REQUIREMENTS →
Retype the listing that follows, word for word.
-- start EXTRACTED MATERIAL --
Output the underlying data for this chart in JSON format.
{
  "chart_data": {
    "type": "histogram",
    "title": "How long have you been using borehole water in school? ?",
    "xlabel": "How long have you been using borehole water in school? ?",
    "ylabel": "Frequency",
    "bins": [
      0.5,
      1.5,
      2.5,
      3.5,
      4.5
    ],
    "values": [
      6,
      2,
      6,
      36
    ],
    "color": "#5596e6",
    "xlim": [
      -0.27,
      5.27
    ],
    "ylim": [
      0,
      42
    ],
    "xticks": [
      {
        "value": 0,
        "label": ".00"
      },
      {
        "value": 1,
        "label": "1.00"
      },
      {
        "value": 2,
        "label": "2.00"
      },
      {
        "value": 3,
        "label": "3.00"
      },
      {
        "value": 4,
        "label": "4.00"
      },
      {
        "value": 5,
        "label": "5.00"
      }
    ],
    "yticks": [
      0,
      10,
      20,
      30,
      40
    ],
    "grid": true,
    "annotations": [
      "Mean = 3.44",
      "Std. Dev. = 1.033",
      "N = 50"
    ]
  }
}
-- end EXTRACTED MATERIAL --
REPLY →
Output the underlying data for this chart in JSON format.
{
  "chart_data": {
    "type": "histogram",
    "title": "How long have you been using borehole water in school? ?",
    "xlabel": "How long have you been using borehole water in school? ?",
    "ylabel": "Frequency",
    "bins": [
      0.5,
      1.5,
      2.5,
      3.5,
      4.5
    ],
    "values": [
      6,
      2,
      6,
      36
    ],
    "color": "#5596e6",
    "xlim": [
      -0.27,
      5.27
    ],
    "ylim": [
      0,
      42
    ],
    "xticks": [
      {
        "value": 0,
        "label": ".00"
      },
      {
        "value": 1,
        "label": "1.00"
      },
      {
        "value": 2,
        "label": "2.00"
      },
      {
        "value": 3,
        "label": "3.00"
      },
      {
        "value": 4,
        "label": "4.00"
      },
      {
        "value": 5,
        "label": "5.00"
      }
    ],
    "yticks": [
      0,
      10,
      20,
      30,
      40
    ],
    "grid": true,
    "annotations": [
      "Mean = 3.44",
      "Std. Dev. = 1.033",
      "N = 50"
    ]
  }
}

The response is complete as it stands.